TASK TO COMPLETE:
Review the material line by line. Identify and copy every line that contains the string "Mężczyźni".

[Dataset items]
--------------------------------

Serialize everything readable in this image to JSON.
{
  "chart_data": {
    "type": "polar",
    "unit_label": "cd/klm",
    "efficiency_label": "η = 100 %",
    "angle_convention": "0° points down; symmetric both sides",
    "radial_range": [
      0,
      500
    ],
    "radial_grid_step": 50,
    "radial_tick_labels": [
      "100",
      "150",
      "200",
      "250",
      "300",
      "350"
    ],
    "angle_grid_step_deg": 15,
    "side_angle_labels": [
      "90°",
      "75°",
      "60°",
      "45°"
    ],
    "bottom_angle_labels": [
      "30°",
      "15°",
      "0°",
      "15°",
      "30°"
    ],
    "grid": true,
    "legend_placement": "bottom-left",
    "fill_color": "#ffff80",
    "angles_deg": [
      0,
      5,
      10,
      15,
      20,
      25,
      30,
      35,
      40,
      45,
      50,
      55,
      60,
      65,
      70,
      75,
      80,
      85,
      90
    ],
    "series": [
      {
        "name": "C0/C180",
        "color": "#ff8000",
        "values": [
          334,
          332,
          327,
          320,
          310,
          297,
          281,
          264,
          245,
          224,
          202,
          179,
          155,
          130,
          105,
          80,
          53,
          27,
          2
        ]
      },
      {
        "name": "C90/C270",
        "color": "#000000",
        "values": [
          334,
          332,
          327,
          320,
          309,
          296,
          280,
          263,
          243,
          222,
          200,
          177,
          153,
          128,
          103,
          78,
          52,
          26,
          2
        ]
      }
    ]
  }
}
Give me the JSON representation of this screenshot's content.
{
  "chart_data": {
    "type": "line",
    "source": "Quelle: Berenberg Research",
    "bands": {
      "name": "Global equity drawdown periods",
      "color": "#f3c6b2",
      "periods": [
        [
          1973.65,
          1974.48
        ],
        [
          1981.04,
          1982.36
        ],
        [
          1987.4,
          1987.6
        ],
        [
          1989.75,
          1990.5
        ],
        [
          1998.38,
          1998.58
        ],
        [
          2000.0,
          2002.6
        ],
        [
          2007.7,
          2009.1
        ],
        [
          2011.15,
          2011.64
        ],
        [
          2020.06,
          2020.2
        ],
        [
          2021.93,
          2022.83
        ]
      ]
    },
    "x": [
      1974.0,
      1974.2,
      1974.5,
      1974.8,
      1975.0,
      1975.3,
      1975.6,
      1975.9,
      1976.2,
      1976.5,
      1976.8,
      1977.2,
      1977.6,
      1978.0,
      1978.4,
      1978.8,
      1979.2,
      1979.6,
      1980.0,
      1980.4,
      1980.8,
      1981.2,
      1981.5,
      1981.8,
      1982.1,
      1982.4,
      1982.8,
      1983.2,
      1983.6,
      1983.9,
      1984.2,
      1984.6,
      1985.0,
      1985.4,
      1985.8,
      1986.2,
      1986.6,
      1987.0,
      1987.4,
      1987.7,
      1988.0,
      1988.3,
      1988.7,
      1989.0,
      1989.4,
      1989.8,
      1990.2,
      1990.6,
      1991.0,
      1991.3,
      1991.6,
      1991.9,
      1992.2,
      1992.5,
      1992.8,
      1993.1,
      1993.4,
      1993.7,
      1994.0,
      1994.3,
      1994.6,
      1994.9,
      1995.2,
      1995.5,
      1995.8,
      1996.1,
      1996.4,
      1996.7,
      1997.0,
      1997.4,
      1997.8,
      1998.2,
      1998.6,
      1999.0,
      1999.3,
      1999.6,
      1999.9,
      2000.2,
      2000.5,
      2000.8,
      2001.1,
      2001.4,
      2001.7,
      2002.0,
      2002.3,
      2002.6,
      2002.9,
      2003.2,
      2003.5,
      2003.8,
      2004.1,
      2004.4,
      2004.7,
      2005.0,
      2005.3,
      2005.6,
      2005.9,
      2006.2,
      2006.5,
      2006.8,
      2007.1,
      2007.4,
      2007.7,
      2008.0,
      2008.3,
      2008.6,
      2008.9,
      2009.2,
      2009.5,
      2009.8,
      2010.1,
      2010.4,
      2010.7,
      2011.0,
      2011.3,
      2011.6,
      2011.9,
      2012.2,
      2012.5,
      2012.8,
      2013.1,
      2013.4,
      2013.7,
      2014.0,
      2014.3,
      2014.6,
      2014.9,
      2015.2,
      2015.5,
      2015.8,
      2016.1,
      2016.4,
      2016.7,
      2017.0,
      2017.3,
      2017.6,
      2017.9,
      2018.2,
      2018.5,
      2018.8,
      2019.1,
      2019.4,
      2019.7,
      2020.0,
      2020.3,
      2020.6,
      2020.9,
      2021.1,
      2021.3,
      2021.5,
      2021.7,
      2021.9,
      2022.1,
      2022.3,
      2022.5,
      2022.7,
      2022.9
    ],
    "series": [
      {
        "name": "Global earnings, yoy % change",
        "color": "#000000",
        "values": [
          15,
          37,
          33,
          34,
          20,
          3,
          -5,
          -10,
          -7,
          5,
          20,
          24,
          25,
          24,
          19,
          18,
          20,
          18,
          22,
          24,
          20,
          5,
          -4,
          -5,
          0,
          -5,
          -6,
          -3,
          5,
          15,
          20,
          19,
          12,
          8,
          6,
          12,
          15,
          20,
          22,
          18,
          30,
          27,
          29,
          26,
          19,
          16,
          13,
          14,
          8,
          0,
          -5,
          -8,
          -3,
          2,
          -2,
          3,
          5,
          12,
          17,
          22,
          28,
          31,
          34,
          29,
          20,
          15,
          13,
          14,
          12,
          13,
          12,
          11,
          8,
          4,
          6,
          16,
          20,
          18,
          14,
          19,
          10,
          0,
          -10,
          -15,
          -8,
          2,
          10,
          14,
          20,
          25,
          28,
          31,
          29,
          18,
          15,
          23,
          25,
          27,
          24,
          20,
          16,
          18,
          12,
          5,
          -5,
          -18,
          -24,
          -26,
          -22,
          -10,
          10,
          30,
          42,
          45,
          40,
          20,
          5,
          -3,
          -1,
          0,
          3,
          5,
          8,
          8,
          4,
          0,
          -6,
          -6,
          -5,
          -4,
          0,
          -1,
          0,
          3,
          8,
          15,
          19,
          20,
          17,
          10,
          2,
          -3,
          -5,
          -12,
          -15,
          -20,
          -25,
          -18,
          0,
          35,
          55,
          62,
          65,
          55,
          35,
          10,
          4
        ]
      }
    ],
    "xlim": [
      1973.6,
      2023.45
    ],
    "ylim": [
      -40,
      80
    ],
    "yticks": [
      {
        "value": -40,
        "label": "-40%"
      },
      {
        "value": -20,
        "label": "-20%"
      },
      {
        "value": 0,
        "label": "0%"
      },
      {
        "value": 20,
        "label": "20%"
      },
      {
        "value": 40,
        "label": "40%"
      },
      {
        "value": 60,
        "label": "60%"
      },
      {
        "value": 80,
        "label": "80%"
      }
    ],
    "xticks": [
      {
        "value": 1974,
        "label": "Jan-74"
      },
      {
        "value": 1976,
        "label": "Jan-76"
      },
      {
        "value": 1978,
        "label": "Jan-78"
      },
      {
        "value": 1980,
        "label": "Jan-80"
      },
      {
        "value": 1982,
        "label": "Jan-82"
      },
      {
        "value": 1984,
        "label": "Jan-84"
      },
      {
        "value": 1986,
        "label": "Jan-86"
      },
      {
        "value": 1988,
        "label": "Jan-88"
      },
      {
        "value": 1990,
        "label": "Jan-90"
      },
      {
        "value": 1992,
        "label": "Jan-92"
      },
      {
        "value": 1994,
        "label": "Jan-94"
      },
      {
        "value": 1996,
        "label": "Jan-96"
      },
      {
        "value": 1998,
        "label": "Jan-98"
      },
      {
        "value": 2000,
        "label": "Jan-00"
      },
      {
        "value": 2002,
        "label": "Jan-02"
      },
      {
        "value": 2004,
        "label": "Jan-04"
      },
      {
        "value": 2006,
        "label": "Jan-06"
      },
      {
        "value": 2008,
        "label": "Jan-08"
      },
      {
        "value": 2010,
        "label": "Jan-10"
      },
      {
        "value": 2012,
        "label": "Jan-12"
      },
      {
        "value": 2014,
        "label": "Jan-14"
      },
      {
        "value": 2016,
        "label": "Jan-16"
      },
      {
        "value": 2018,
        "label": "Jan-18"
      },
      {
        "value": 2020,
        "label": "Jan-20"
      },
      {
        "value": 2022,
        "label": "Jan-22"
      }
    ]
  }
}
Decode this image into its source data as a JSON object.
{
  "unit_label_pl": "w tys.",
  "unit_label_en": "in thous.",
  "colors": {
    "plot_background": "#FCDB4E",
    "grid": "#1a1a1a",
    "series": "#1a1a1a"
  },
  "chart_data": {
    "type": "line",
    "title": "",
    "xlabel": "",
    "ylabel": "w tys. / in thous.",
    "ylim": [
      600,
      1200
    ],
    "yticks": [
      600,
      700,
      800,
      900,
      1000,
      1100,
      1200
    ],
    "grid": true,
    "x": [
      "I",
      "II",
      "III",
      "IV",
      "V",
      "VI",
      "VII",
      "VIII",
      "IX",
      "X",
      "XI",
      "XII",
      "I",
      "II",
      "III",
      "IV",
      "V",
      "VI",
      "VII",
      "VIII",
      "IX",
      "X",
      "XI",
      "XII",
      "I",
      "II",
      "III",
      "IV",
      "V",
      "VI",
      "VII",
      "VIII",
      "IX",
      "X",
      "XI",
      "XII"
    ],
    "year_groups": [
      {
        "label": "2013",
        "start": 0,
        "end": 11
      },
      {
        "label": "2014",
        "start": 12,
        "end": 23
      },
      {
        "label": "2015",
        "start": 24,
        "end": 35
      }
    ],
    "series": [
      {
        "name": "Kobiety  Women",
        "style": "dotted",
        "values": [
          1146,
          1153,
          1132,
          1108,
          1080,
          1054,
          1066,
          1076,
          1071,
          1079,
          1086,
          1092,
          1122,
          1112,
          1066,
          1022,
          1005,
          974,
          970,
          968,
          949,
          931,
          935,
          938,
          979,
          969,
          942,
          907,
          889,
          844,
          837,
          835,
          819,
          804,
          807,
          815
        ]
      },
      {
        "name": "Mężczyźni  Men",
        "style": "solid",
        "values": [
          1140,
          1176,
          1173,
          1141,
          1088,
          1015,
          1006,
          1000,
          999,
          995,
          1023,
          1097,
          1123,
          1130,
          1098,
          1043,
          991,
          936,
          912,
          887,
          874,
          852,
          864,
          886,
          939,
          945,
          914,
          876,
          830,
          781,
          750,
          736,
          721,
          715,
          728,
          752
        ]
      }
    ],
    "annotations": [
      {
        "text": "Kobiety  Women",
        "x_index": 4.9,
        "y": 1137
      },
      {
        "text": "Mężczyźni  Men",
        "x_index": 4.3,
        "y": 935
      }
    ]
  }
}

--------------------------------

THE OUTPUT:
        "name": "Mężczyźni  Men",
        "text": "Mężczyźni  Men",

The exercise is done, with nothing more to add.